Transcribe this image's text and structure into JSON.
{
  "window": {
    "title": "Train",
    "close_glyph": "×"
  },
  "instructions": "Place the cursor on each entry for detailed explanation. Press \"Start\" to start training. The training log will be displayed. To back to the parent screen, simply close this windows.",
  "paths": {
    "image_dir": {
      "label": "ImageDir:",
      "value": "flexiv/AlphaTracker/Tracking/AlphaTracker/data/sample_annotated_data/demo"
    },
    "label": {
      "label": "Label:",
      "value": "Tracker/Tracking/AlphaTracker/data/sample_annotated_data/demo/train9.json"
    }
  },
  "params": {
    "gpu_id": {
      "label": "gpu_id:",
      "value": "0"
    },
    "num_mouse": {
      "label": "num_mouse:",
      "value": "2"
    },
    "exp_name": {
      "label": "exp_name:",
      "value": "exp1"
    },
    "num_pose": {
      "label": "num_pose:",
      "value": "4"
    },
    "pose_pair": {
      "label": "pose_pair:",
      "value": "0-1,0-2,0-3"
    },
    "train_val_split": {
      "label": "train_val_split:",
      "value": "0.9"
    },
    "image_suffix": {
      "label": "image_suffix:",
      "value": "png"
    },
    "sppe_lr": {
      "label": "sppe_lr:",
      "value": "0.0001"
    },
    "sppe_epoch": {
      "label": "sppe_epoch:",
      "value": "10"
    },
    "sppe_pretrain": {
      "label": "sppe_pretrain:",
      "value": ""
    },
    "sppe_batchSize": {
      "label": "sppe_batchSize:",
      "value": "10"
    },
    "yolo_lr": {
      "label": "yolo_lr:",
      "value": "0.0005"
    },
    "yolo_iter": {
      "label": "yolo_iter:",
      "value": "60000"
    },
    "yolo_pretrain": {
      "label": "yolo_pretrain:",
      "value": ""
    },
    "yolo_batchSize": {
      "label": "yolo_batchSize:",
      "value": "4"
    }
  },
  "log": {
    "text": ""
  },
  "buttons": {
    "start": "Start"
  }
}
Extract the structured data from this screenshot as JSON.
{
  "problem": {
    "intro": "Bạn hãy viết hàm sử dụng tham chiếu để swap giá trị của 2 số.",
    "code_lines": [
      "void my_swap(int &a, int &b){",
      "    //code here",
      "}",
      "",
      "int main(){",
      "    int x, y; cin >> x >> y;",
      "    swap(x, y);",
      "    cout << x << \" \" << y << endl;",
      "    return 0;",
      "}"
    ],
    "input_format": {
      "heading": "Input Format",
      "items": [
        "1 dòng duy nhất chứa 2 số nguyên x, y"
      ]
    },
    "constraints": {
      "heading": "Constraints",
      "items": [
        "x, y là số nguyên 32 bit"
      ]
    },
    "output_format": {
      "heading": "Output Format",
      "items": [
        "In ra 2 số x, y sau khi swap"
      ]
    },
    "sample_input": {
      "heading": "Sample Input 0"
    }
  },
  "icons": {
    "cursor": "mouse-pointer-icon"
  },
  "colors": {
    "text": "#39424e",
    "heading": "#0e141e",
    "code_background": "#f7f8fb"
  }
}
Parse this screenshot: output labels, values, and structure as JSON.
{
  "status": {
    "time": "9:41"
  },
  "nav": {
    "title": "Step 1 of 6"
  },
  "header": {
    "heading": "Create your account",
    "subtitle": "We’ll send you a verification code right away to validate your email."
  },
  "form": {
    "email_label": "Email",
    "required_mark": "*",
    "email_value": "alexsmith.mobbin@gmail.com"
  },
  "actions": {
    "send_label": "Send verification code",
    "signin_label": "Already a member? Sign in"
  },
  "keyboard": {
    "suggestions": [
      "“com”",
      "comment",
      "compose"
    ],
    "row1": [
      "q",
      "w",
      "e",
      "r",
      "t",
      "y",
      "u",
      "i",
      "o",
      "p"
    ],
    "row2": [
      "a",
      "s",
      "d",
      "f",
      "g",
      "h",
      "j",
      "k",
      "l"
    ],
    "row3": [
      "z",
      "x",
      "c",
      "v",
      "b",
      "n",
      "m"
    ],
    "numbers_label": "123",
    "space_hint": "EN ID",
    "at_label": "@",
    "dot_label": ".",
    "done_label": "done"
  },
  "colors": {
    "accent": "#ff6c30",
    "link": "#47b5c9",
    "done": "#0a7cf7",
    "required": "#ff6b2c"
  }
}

■ ■ ■ ■ ■ ■ ■

Write out the whole listing again, exactly as it stands.

* **ANSWER BELOW**:
Transcribe this image's text and structure into JSON.
{
  "window": {
    "title": "Train",
    "close_glyph": "×"
  },
  "instructions": "Place the cursor on each entry for detailed explanation. Press \"Start\" to start training. The training log will be displayed. To back to the parent screen, simply close this windows.",
  "paths": {
    "image_dir": {
      "label": "ImageDir:",
      "value": "flexiv/AlphaTracker/Tracking/AlphaTracker/data/sample_annotated_data/demo"
    },
    "label": {
      "label": "Label:",
      "value": "Tracker/Tracking/AlphaTracker/data/sample_annotated_data/demo/train9.json"
    }
  },
  "params": {
    "gpu_id": {
      "label": "gpu_id:",
      "value": "0"
    },
    "num_mouse": {
      "label": "num_mouse:",
      "value": "2"
    },
    "exp_name": {
      "label": "exp_name:",
      "value": "exp1"
    },
    "num_pose": {
      "label": "num_pose:",
      "value": "4"
    },
    "pose_pair": {
      "label": "pose_pair:",
      "value": "0-1,0-2,0-3"
    },
    "train_val_split": {
      "label": "train_val_split:",
      "value": "0.9"
    },
    "image_suffix": {
      "label": "image_suffix:",
      "value": "png"
    },
    "sppe_lr": {
      "label": "sppe_lr:",
      "value": "0.0001"
    },
    "sppe_epoch": {
      "label": "sppe_epoch:",
      "value": "10"
    },
    "sppe_pretrain": {
      "label": "sppe_pretrain:",
      "value": ""
    },
    "sppe_batchSize": {
      "label": "sppe_batchSize:",
      "value": "10"
    },
    "yolo_lr": {
      "label": "yolo_lr:",
      "value": "0.0005"
    },
    "yolo_iter": {
      "label": "yolo_iter:",
      "value": "60000"
    },
    "yolo_pretrain": {
      "label": "yolo_pretrain:",
      "value": ""
    },
    "yolo_batchSize": {
      "label": "yolo_batchSize:",
      "value": "4"
    }
  },
  "log": {
    "text": ""
  },
  "buttons": {
    "start": "Start"
  }
}
Extract the structured data from this screenshot as JSON.
{
  "problem": {
    "intro": "Bạn hãy viết hàm sử dụng tham chiếu để swap giá trị của 2 số.",
    "code_lines": [
      "void my_swap(int &a, int &b){",
      "    //code here",
      "}",
      "",
      "int main(){",
      "    int x, y; cin >> x >> y;",
      "    swap(x, y);",
      "    cout << x << \" \" << y << endl;",
      "    return 0;",
      "}"
    ],
    "input_format": {
      "heading": "Input Format",
      "items": [
        "1 dòng duy nhất chứa 2 số nguyên x, y"
      ]
    },
    "constraints": {
      "heading": "Constraints",
      "items": [
        "x, y là số nguyên 32 bit"
      ]
    },
    "output_format": {
      "heading": "Output Format",
      "items": [
        "In ra 2 số x, y sau khi swap"
      ]
    },
    "sample_input": {
      "heading": "Sample Input 0"
    }
  },
  "icons": {
    "cursor": "mouse-pointer-icon"
  },
  "colors": {
    "text": "#39424e",
    "heading": "#0e141e",
    "code_background": "#f7f8fb"
  }
}
Parse this screenshot: output labels, values, and structure as JSON.
{
  "status": {
    "time": "9:41"
  },
  "nav": {
    "title": "Step 1 of 6"
  },
  "header": {
    "heading": "Create your account",
    "subtitle": "We’ll send you a verification code right away to validate your email."
  },
  "form": {
    "email_label": "Email",
    "required_mark": "*",
    "email_value": "alexsmith.mobbin@gmail.com"
  },
  "actions": {
    "send_label": "Send verification code",
    "signin_label": "Already a member? Sign in"
  },
  "keyboard": {
    "suggestions": [
      "“com”",
      "comment",
      "compose"
    ],
    "row1": [
      "q",
      "w",
      "e",
      "r",
      "t",
      "y",
      "u",
      "i",
      "o",
      "p"
    ],
    "row2": [
      "a",
      "s",
      "d",
      "f",
      "g",
      "h",
      "j",
      "k",
      "l"
    ],
    "row3": [
      "z",
      "x",
      "c",
      "v",
      "b",
      "n",
      "m"
    ],
    "numbers_label": "123",
    "space_hint": "EN ID",
    "at_label": "@",
    "dot_label": ".",
    "done_label": "done"
  },
  "colors": {
    "accent": "#ff6c30",
    "link": "#47b5c9",
    "done": "#0a7cf7",
    "required": "#ff6b2c"
  }
}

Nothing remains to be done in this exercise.